*WHAT THE EXERCISE ASKS*
Filter the entries and keep only the lines where the string "Please" appears.

▽

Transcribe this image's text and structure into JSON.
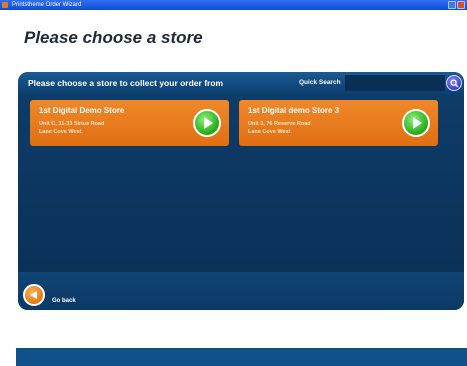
{
  "window": {
    "title": "Printstheme Order Wizard"
  },
  "page": {
    "title": "Please choose a store"
  },
  "panel": {
    "heading": "Please choose a store to collect your order from",
    "quick_search_label": "Quick Search",
    "search_value": "",
    "search_placeholder": ""
  },
  "stores": [
    {
      "name": "1st Digital Demo Store",
      "address_line1": "Unit C, 31-33 Sirius Road",
      "address_line2": "Lane Cove West"
    },
    {
      "name": "1st Digital demo Store 3",
      "address_line1": "Unit 3, 76 Reserve Road",
      "address_line2": "Lane Cove West"
    }
  ],
  "footer": {
    "back_label": "Go back"
  },
  "colors": {
    "panel": "#0b3a66",
    "card": "#e57a1a",
    "go_button": "#22a81a",
    "back_button": "#e07a10",
    "search_button": "#3a3cc8",
    "titlebar": "#1656e0"
  },
  "icons": {
    "app": "app-icon",
    "search": "search-icon",
    "go": "play-arrow-icon",
    "back": "back-arrow-icon"
  }
}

△

*REPLY*
    "title": "Please choose a store"
    "heading": "Please choose a store to collect your order from",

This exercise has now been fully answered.